Work to complete:
Look for "this" in each line of the entries, and return the matching lines.

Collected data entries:
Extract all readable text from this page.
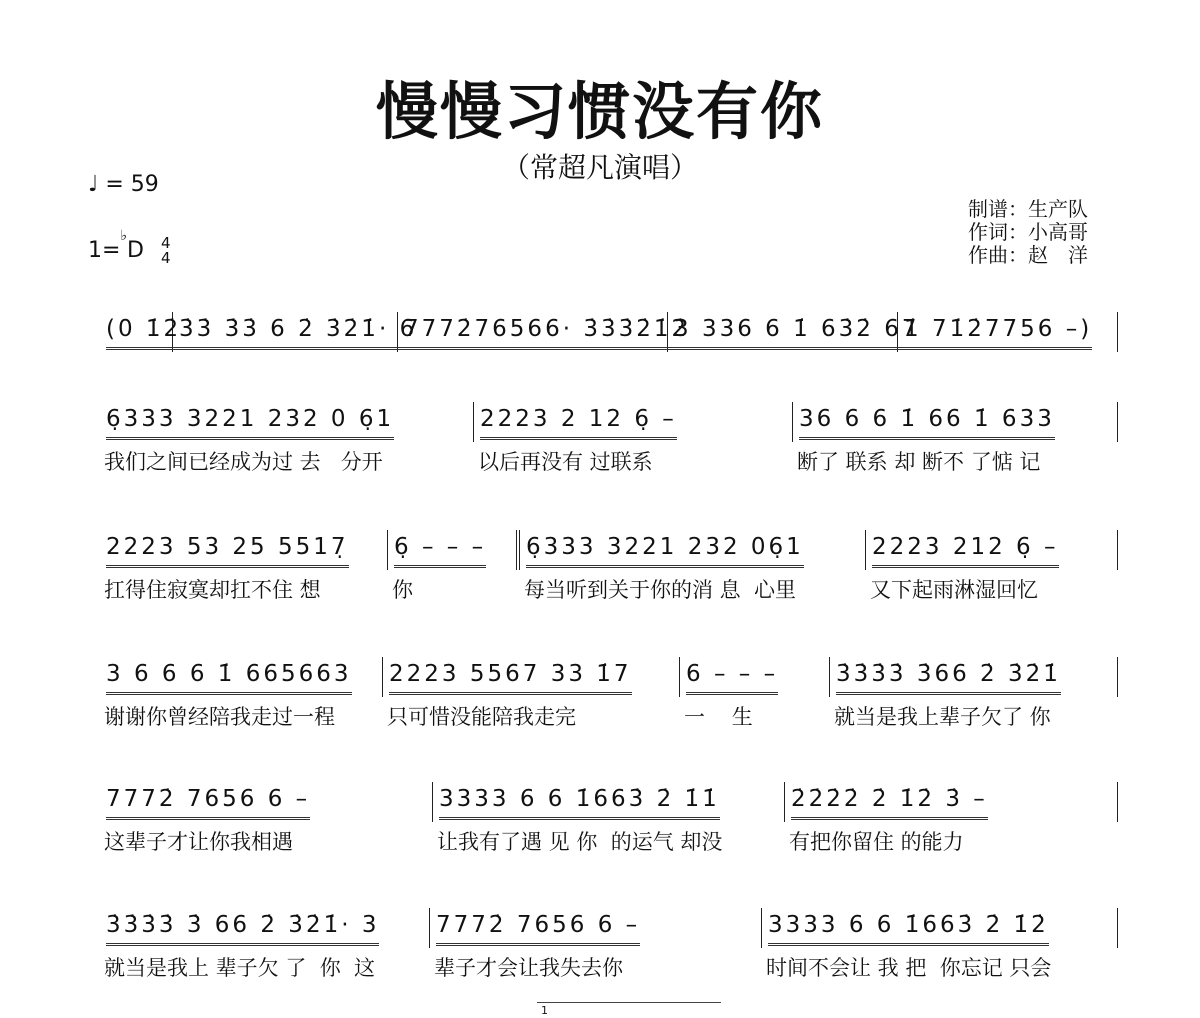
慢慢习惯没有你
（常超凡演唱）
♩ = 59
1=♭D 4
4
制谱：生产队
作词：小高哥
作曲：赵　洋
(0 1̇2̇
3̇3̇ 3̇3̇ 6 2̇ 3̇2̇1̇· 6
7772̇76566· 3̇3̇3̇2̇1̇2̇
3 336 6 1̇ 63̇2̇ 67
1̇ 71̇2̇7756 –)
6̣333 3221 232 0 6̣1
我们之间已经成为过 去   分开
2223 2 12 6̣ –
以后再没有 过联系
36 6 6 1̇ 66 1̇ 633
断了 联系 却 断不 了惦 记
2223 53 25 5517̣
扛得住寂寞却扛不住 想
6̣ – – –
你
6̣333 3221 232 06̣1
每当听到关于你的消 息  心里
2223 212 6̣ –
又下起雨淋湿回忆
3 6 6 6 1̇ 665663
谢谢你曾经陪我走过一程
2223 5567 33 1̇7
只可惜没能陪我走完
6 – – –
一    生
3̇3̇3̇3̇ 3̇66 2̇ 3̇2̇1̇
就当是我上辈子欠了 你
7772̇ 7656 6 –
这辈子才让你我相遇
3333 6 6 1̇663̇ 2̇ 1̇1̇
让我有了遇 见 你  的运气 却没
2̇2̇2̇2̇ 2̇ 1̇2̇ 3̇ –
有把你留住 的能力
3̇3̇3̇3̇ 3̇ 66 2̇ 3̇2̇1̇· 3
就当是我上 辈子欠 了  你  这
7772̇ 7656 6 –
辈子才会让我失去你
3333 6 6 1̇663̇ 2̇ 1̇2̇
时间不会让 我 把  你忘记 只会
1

--

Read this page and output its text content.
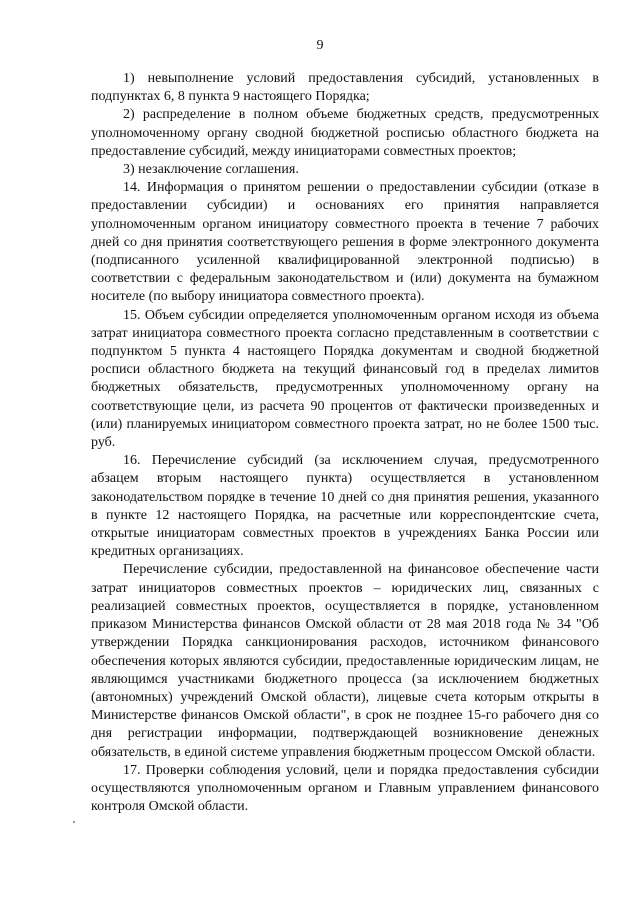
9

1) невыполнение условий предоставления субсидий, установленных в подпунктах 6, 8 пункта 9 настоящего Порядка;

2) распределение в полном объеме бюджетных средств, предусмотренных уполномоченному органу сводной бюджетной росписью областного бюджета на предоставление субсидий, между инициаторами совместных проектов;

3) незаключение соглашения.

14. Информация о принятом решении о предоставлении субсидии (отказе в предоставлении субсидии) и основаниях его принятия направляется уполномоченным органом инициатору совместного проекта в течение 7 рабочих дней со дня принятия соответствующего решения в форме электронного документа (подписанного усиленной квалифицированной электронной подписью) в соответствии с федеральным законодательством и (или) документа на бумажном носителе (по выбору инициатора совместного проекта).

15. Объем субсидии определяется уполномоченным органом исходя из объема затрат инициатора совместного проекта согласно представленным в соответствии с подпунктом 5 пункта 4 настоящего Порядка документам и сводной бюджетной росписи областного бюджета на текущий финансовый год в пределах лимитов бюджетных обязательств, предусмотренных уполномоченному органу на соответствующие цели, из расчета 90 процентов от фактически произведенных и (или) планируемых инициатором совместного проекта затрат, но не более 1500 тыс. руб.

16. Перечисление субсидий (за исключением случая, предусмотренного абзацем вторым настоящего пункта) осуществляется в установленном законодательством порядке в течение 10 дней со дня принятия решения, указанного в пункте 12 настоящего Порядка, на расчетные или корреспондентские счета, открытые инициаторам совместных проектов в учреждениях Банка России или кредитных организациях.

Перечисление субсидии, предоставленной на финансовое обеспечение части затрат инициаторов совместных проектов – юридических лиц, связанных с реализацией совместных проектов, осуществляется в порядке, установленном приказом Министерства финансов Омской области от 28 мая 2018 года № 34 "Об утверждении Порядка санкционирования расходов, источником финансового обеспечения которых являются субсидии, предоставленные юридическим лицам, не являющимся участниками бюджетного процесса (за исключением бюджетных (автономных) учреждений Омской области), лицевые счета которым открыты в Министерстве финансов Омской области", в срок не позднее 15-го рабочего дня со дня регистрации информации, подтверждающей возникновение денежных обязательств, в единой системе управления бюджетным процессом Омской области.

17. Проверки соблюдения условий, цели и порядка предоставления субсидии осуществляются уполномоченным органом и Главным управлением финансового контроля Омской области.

Solved exercise:
Extract all readable text from this page.
Read this page and output its text content.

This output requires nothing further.